* start ENTRIES SHOWN *

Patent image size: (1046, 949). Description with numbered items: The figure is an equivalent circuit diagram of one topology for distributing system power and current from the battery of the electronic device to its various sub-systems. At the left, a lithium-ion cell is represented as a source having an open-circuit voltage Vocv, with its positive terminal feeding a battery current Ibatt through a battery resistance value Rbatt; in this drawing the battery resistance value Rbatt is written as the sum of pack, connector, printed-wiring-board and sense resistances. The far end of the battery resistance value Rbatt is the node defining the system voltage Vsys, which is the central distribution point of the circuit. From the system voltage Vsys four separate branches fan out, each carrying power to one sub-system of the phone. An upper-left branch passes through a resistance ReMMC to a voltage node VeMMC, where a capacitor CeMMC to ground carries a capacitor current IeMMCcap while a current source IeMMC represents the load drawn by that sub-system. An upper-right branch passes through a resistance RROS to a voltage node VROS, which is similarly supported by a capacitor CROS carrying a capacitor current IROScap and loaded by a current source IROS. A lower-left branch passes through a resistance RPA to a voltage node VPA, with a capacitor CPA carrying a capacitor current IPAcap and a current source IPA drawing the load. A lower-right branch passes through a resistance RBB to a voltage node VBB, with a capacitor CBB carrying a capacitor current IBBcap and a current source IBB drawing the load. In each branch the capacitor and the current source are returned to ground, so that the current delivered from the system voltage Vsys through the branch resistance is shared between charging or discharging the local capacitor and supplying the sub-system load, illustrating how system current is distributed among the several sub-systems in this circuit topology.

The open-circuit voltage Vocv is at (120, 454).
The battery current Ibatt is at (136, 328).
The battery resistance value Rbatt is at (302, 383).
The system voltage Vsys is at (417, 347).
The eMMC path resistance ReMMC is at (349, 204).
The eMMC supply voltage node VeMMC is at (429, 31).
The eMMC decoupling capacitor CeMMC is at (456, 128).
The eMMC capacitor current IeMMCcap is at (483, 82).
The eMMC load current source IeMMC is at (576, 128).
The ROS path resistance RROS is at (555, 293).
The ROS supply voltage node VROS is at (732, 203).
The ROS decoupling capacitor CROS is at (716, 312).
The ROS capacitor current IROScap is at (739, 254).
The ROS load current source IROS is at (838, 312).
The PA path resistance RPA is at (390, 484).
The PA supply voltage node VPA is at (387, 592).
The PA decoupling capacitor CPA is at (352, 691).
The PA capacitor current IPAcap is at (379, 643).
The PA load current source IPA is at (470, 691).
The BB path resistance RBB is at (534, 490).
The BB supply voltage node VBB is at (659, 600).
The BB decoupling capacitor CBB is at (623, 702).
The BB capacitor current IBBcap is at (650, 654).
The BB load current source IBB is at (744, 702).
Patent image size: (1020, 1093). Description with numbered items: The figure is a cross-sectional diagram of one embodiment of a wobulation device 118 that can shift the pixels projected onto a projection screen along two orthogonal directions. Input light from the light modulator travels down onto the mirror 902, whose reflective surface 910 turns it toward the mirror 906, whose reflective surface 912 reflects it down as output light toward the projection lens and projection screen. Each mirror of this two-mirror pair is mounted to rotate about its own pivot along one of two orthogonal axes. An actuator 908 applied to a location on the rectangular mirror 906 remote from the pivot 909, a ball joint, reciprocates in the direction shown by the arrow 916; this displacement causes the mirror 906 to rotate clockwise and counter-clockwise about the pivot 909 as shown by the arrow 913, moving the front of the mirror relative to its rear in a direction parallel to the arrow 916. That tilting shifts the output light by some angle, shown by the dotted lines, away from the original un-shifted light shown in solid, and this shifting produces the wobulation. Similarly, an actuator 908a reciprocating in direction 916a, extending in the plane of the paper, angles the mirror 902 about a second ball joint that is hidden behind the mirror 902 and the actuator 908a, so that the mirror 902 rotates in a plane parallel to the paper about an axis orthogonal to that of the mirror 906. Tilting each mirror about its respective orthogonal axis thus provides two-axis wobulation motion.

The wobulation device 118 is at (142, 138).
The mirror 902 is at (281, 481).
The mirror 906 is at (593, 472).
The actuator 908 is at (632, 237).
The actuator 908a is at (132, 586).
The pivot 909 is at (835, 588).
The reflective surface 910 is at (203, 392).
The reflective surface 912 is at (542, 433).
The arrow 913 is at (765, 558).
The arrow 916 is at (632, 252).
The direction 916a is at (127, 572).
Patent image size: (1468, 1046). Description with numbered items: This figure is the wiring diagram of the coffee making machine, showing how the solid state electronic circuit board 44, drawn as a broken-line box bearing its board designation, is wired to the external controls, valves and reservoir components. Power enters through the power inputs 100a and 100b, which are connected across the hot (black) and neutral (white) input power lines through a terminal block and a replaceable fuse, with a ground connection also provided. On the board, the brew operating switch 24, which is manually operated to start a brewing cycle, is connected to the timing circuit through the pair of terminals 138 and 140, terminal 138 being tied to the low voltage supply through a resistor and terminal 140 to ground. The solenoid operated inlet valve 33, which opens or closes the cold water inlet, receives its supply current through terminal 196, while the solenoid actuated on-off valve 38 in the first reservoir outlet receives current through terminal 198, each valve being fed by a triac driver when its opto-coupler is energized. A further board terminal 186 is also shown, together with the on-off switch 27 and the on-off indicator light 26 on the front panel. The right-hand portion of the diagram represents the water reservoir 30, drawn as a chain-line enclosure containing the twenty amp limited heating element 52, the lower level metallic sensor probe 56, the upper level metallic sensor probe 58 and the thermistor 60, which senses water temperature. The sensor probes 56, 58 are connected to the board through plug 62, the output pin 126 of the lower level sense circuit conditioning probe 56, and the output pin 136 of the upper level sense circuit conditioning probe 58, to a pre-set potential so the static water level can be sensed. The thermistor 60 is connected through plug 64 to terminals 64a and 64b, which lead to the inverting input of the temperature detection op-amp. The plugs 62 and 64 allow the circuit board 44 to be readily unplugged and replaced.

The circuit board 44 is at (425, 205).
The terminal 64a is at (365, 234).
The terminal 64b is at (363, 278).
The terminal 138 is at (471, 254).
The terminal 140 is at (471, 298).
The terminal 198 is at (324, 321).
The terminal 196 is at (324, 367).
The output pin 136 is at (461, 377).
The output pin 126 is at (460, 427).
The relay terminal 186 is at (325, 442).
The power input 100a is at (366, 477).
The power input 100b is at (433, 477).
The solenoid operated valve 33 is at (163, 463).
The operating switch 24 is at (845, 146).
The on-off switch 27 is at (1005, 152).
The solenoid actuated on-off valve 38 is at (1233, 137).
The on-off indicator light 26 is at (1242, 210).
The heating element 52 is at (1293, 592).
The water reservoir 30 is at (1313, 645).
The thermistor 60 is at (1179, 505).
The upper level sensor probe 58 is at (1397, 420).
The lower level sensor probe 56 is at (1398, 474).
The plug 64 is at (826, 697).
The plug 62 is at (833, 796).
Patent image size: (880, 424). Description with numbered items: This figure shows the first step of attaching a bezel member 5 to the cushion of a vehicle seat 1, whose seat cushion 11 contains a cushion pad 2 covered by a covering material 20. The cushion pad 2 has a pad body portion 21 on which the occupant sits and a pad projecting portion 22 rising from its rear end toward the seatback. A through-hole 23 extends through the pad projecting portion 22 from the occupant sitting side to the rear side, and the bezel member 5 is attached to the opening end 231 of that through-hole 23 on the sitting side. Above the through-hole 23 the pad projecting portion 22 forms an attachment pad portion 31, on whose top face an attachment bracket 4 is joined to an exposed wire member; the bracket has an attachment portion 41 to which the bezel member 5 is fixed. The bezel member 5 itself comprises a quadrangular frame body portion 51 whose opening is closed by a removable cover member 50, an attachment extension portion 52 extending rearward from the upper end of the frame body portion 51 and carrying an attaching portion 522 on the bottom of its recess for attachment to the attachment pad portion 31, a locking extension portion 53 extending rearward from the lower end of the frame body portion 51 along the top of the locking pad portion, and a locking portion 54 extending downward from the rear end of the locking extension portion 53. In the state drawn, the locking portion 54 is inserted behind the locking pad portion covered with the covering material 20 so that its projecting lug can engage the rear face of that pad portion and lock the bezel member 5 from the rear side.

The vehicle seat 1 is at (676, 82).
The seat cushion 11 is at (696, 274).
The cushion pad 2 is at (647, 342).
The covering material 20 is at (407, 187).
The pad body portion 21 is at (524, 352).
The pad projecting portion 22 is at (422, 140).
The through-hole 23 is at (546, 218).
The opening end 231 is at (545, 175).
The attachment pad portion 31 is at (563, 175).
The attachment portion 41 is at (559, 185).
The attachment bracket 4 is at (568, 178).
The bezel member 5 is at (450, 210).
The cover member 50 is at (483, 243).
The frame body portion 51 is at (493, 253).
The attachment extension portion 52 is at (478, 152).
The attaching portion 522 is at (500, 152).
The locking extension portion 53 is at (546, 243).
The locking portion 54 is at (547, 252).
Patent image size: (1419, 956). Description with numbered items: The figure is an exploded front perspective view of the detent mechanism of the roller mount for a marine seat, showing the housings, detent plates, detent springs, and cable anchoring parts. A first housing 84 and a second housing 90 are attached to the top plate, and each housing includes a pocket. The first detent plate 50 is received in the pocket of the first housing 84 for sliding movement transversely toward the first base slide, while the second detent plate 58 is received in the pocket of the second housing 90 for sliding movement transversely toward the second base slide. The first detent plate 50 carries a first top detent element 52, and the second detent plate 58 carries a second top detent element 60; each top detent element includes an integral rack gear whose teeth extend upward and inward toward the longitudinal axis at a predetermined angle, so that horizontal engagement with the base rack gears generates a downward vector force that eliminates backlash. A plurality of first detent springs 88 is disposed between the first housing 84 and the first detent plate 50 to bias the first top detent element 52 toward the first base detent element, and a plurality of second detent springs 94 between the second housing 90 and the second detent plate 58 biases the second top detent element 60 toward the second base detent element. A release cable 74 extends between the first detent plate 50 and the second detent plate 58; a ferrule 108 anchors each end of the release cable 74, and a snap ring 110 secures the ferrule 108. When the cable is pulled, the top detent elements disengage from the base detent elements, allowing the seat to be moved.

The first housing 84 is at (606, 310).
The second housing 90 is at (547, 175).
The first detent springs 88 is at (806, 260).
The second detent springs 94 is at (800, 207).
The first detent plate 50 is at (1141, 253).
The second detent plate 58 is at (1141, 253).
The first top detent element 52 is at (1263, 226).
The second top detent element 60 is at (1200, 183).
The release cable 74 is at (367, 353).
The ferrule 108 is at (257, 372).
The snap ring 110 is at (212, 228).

* end ENTRIES SHOWN *

▸ **YOUR GOAL**: How many lines of the material above contain the string "IBBcap"? Give only the number.

▸ **TASK RESPONSE**: 2